Exercise objective
Tally the lines below that contain "icon". The number is the whole answer.

— start Data for processing —

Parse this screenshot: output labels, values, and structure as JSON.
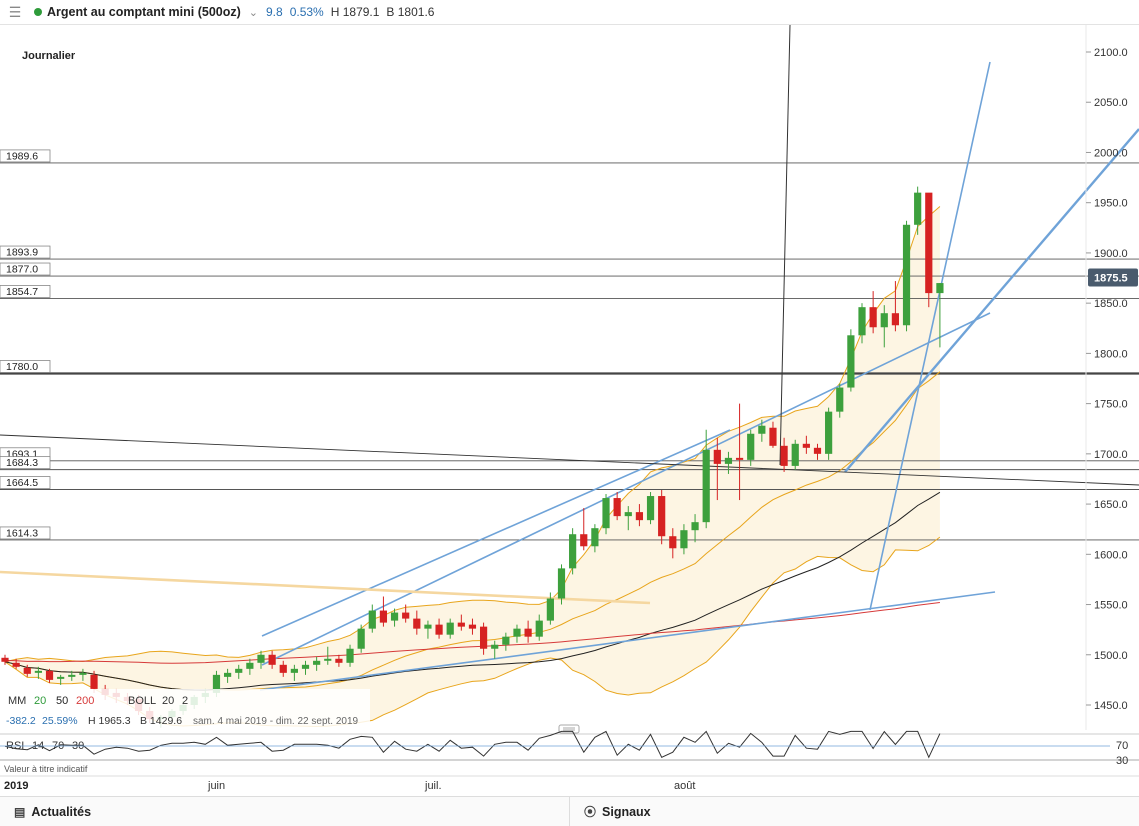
{
  "header": {
    "menu_icon": "hamburger-menu-icon",
    "instrument": "Argent au comptant mini (500oz)",
    "status_color": "#2e9b3a",
    "change": "9.8",
    "change_pct": "0.53%",
    "high": "H 1879.1",
    "bid": "B 1801.6"
  },
  "chart_data": {
    "type": "candlestick",
    "period_label": "Journalier",
    "year_label": "2019",
    "month_labels": [
      "juin",
      "juil.",
      "août"
    ],
    "y_ticks": [
      1450,
      1500,
      1550,
      1600,
      1650,
      1700,
      1750,
      1800,
      1850,
      1900,
      1950,
      2000,
      2050,
      2100
    ],
    "y_tick_labels": [
      "1450.0",
      "1500.0",
      "1550.0",
      "1600.0",
      "1650.0",
      "1700.0",
      "1750.0",
      "1800.0",
      "1850.0",
      "1900.0",
      "1950.0",
      "2000.0",
      "2050.0",
      "2100.0"
    ],
    "ylim": [
      1420,
      2130
    ],
    "current_price": "1875.5",
    "horizontal_levels": [
      {
        "label": "1989.6",
        "value": 1989.6,
        "bold": false
      },
      {
        "label": "1893.9",
        "value": 1893.9,
        "bold": false
      },
      {
        "label": "1877.0",
        "value": 1877.0,
        "bold": false
      },
      {
        "label": "1854.7",
        "value": 1854.7,
        "bold": false
      },
      {
        "label": "1780.0",
        "value": 1780.0,
        "bold": true
      },
      {
        "label": "1693.1",
        "value": 1693.1,
        "bold": false
      },
      {
        "label": "1684.3",
        "value": 1684.3,
        "bold": false
      },
      {
        "label": "1664.5",
        "value": 1664.5,
        "bold": false
      },
      {
        "label": "1614.3",
        "value": 1614.3,
        "bold": false
      }
    ],
    "candles": [
      [
        1497,
        1500,
        1490,
        1493
      ],
      [
        1492,
        1496,
        1486,
        1488
      ],
      [
        1487,
        1490,
        1478,
        1481
      ],
      [
        1482,
        1488,
        1476,
        1484
      ],
      [
        1484,
        1486,
        1472,
        1475
      ],
      [
        1476,
        1480,
        1470,
        1478
      ],
      [
        1478,
        1484,
        1474,
        1480
      ],
      [
        1480,
        1486,
        1474,
        1482
      ],
      [
        1480,
        1484,
        1462,
        1466
      ],
      [
        1466,
        1470,
        1455,
        1460
      ],
      [
        1462,
        1466,
        1452,
        1458
      ],
      [
        1458,
        1462,
        1450,
        1454
      ],
      [
        1456,
        1460,
        1440,
        1444
      ],
      [
        1444,
        1448,
        1432,
        1436
      ],
      [
        1436,
        1440,
        1428,
        1438
      ],
      [
        1438,
        1446,
        1434,
        1444
      ],
      [
        1444,
        1454,
        1440,
        1450
      ],
      [
        1450,
        1460,
        1446,
        1458
      ],
      [
        1458,
        1466,
        1452,
        1462
      ],
      [
        1462,
        1484,
        1458,
        1480
      ],
      [
        1478,
        1486,
        1472,
        1482
      ],
      [
        1482,
        1490,
        1476,
        1486
      ],
      [
        1486,
        1496,
        1480,
        1492
      ],
      [
        1492,
        1504,
        1486,
        1500
      ],
      [
        1500,
        1504,
        1486,
        1490
      ],
      [
        1490,
        1494,
        1478,
        1482
      ],
      [
        1482,
        1490,
        1474,
        1486
      ],
      [
        1486,
        1494,
        1480,
        1490
      ],
      [
        1490,
        1498,
        1484,
        1494
      ],
      [
        1494,
        1508,
        1490,
        1496
      ],
      [
        1496,
        1500,
        1488,
        1492
      ],
      [
        1492,
        1510,
        1488,
        1506
      ],
      [
        1506,
        1530,
        1502,
        1526
      ],
      [
        1526,
        1550,
        1522,
        1544
      ],
      [
        1544,
        1558,
        1528,
        1532
      ],
      [
        1534,
        1546,
        1528,
        1542
      ],
      [
        1542,
        1550,
        1532,
        1536
      ],
      [
        1536,
        1544,
        1520,
        1526
      ],
      [
        1526,
        1534,
        1516,
        1530
      ],
      [
        1530,
        1536,
        1516,
        1520
      ],
      [
        1520,
        1536,
        1516,
        1532
      ],
      [
        1532,
        1540,
        1524,
        1528
      ],
      [
        1530,
        1536,
        1520,
        1526
      ],
      [
        1528,
        1532,
        1500,
        1506
      ],
      [
        1506,
        1514,
        1496,
        1510
      ],
      [
        1510,
        1522,
        1504,
        1518
      ],
      [
        1518,
        1530,
        1512,
        1526
      ],
      [
        1526,
        1534,
        1512,
        1518
      ],
      [
        1518,
        1540,
        1514,
        1534
      ],
      [
        1534,
        1562,
        1530,
        1556
      ],
      [
        1556,
        1590,
        1550,
        1586
      ],
      [
        1586,
        1626,
        1580,
        1620
      ],
      [
        1620,
        1646,
        1604,
        1608
      ],
      [
        1608,
        1630,
        1602,
        1626
      ],
      [
        1626,
        1660,
        1620,
        1656
      ],
      [
        1656,
        1662,
        1634,
        1638
      ],
      [
        1638,
        1648,
        1624,
        1642
      ],
      [
        1642,
        1650,
        1628,
        1634
      ],
      [
        1634,
        1662,
        1630,
        1658
      ],
      [
        1658,
        1664,
        1610,
        1618
      ],
      [
        1618,
        1626,
        1596,
        1606
      ],
      [
        1606,
        1630,
        1600,
        1624
      ],
      [
        1624,
        1640,
        1612,
        1632
      ],
      [
        1632,
        1724,
        1626,
        1704
      ],
      [
        1704,
        1716,
        1654,
        1690
      ],
      [
        1690,
        1702,
        1680,
        1696
      ],
      [
        1696,
        1750,
        1654,
        1694
      ],
      [
        1694,
        1724,
        1688,
        1720
      ],
      [
        1720,
        1734,
        1712,
        1728
      ],
      [
        1726,
        1732,
        1706,
        1708
      ],
      [
        1708,
        1716,
        1682,
        1688
      ],
      [
        1688,
        1714,
        1684,
        1710
      ],
      [
        1710,
        1718,
        1700,
        1706
      ],
      [
        1706,
        1710,
        1694,
        1700
      ],
      [
        1700,
        1746,
        1694,
        1742
      ],
      [
        1742,
        1770,
        1736,
        1766
      ],
      [
        1766,
        1824,
        1762,
        1818
      ],
      [
        1818,
        1850,
        1810,
        1846
      ],
      [
        1846,
        1862,
        1820,
        1826
      ],
      [
        1826,
        1848,
        1806,
        1840
      ],
      [
        1840,
        1872,
        1822,
        1828
      ],
      [
        1828,
        1932,
        1822,
        1928
      ],
      [
        1928,
        1966,
        1918,
        1960
      ],
      [
        1960,
        1958,
        1846,
        1860
      ],
      [
        1860,
        1870,
        1806,
        1870
      ]
    ],
    "moving_averages": [
      {
        "period": 20,
        "color": "#e8a51c"
      },
      {
        "period": 50,
        "color": "#222222"
      },
      {
        "period": 200,
        "color": "#d63a3a"
      }
    ],
    "bollinger": {
      "period": 20,
      "stddev": 2,
      "band_color": "#e8a51c",
      "fill_color": "#fdf5e3"
    },
    "rsi": {
      "params": [
        "14",
        "70",
        "30"
      ],
      "levels": [
        "70",
        "30"
      ]
    }
  },
  "legend": {
    "ma_label": "MM",
    "ma_values": [
      "20",
      "50",
      "200"
    ],
    "ma_colors": [
      "#2e9b3a",
      "#222222",
      "#d63a3a"
    ],
    "boll_label": "BOLL",
    "boll_values": [
      "20",
      "2"
    ],
    "range_low": "-382.2",
    "range_pct": "25.59%",
    "range_high": "H 1965.3",
    "range_bid": "B 1429.6",
    "range_dates": "sam. 4 mai 2019 - dim. 22 sept. 2019",
    "rsi_label": "RSI",
    "disclaimer": "Valeur à titre indicatif"
  },
  "footer": {
    "news_label": "Actualités",
    "news_icon": "news-icon",
    "signals_label": "Signaux",
    "signals_icon": "signal-icon"
  },
  "colors": {
    "up": "#3da03d",
    "down": "#d62222",
    "trendline": "#6fa3d8",
    "price_badge": "#4a5b6d"
  }
}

— end Data for processing —

Full response
3